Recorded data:
┌────────

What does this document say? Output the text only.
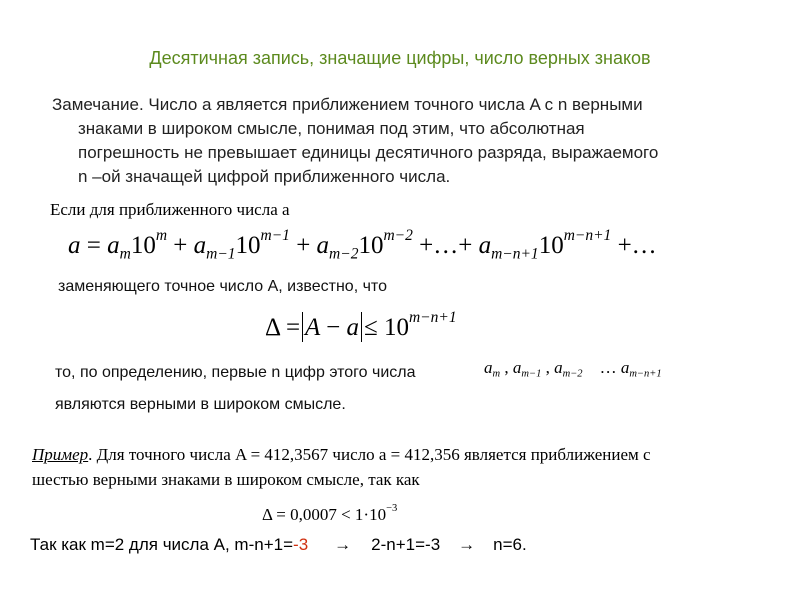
Десятичная запись, значащие цифры, число верных знаков
Замечание. Число a является приближением точного числа A с n верными
знаками в широком смысле, понимая под этим, что абсолютная
погрешность не превышает единицы десятичного разряда, выражаемого
n –ой значащей цифрой приближенного числа.
Если для приближенного числа a
$a = a_m10^m + a_{m-1}10^{m-1} + a_{m-2}10^{m-2}$ +…+ $a_{m-n+1}10^{m-n+1}$ +…
заменяющего точное число A, известно, что
$\Delta = A - a \le 10^{m-n+1}$
то, по определению, первые n цифр этого числа	$a_m$ , $a_{m-1}$ , $a_{m-2}$    … $a_{m-n+1}$
являются верными в широком смысле.
Пример. Для точного числа A = 412,3567 число a = 412,356 является приближением с
шестью верными знаками в широком смысле, так как
$\Delta = 0,0007 < 1\cdot 10^{-3}$
Так как m=2 для числа A, m-n+1=-3 → 2-n+1=-3 → n=6.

└────────

# TASK DESCRIPTION
Copy out each line in the preceding records that contains "Delta".

# FULL OUTPUT
$\Delta = A - a \le 10^{m-n+1}$
$\Delta = 0,0007 < 1\cdot 10^{-3}$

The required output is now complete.